Set task: How many lines in the records below contain the word "monocomando"? Give only the number.
## Begin Material for this task
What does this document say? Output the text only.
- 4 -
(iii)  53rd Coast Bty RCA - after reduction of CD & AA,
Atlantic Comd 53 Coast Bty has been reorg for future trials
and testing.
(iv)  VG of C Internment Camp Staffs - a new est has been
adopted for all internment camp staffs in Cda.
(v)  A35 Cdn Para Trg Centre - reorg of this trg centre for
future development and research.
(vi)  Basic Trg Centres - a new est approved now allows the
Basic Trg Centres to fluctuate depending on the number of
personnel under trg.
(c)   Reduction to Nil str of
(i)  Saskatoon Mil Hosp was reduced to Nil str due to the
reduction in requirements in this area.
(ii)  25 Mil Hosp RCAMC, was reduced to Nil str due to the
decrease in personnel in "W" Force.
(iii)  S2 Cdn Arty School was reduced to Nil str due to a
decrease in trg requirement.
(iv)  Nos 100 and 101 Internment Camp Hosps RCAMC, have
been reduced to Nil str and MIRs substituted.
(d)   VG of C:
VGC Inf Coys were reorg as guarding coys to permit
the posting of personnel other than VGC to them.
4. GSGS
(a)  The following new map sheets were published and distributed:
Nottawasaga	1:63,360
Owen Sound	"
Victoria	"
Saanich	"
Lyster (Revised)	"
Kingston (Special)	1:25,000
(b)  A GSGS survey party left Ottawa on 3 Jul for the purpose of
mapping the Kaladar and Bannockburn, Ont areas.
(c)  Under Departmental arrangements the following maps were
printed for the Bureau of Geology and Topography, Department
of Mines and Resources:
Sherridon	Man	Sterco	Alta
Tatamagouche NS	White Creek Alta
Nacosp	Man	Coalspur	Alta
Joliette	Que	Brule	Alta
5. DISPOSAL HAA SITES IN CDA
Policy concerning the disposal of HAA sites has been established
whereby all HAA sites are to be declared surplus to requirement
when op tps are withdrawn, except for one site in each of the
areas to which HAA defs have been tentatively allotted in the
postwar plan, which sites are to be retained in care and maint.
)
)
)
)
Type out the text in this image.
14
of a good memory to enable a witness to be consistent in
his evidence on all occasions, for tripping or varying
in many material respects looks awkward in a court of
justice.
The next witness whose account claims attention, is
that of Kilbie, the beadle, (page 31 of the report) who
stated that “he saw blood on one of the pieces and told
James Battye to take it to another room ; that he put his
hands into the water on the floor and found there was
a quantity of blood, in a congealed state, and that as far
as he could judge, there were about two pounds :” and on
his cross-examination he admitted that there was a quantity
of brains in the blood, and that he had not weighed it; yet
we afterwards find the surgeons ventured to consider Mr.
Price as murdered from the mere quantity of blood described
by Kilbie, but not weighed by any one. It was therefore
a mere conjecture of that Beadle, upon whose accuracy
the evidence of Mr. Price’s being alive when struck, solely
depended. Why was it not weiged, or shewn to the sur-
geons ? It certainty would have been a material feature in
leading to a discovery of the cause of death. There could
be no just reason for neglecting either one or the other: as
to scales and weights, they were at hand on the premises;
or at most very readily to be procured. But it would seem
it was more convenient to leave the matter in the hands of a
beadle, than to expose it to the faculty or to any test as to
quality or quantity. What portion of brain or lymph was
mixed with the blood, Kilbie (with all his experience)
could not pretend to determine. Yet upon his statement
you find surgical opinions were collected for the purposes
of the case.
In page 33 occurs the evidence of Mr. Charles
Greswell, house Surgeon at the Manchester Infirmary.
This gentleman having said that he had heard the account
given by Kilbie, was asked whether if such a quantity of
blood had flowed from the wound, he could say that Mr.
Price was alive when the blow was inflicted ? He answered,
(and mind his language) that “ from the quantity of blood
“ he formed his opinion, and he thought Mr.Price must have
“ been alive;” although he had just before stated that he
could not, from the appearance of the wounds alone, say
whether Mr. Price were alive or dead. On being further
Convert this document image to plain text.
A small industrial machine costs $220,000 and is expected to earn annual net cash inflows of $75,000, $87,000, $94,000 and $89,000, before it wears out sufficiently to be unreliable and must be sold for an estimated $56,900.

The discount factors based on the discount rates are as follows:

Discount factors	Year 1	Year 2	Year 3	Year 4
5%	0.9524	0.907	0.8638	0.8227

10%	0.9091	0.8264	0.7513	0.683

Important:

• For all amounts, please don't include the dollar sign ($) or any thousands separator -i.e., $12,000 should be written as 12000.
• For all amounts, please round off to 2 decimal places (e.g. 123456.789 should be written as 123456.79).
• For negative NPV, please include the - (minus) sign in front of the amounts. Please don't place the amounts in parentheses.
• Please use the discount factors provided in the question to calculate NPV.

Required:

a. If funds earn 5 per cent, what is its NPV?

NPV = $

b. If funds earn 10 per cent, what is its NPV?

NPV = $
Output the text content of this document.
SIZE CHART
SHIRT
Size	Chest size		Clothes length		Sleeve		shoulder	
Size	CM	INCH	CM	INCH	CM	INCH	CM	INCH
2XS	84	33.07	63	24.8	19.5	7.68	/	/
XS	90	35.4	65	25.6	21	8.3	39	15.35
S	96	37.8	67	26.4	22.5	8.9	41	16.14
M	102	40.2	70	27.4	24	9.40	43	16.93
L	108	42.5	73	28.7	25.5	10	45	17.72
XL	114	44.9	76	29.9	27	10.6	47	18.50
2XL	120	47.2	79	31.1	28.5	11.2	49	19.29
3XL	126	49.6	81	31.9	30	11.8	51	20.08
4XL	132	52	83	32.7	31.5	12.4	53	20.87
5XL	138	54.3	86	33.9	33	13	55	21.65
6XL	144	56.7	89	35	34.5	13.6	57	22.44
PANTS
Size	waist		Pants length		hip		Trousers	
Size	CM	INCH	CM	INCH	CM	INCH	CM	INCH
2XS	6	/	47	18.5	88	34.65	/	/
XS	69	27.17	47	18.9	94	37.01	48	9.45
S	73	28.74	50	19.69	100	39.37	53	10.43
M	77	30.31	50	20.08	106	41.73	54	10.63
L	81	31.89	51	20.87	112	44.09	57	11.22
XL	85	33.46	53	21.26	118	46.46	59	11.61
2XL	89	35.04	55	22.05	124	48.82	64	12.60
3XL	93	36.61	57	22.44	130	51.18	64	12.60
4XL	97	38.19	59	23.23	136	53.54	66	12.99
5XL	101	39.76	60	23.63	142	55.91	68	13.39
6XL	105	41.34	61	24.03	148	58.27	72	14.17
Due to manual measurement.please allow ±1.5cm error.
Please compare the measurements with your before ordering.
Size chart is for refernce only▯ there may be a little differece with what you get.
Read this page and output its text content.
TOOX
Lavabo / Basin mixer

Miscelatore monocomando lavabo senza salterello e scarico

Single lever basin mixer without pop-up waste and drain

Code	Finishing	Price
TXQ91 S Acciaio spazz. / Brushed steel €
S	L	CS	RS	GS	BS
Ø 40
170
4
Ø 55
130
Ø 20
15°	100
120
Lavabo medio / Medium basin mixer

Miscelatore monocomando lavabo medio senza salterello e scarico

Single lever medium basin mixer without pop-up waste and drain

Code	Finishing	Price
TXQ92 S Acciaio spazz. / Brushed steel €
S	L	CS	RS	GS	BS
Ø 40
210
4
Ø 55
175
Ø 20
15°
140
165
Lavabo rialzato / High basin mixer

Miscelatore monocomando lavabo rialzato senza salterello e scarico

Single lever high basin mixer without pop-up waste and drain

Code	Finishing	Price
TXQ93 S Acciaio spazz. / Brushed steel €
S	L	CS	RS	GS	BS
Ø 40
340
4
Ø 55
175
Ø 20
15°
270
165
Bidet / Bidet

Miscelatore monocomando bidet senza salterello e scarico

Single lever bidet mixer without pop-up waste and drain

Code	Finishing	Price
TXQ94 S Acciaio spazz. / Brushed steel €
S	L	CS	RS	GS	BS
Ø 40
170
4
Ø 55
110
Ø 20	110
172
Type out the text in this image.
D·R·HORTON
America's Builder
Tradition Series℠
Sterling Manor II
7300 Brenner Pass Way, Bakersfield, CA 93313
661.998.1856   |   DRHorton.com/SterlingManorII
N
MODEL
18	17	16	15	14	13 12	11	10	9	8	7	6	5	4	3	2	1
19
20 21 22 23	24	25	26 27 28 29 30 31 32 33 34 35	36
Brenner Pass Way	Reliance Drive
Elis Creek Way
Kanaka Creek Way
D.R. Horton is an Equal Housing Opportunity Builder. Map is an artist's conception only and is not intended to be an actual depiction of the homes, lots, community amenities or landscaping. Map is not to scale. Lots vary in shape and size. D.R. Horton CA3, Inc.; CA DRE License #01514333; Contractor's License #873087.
## End Material for this task
Solved problem: 4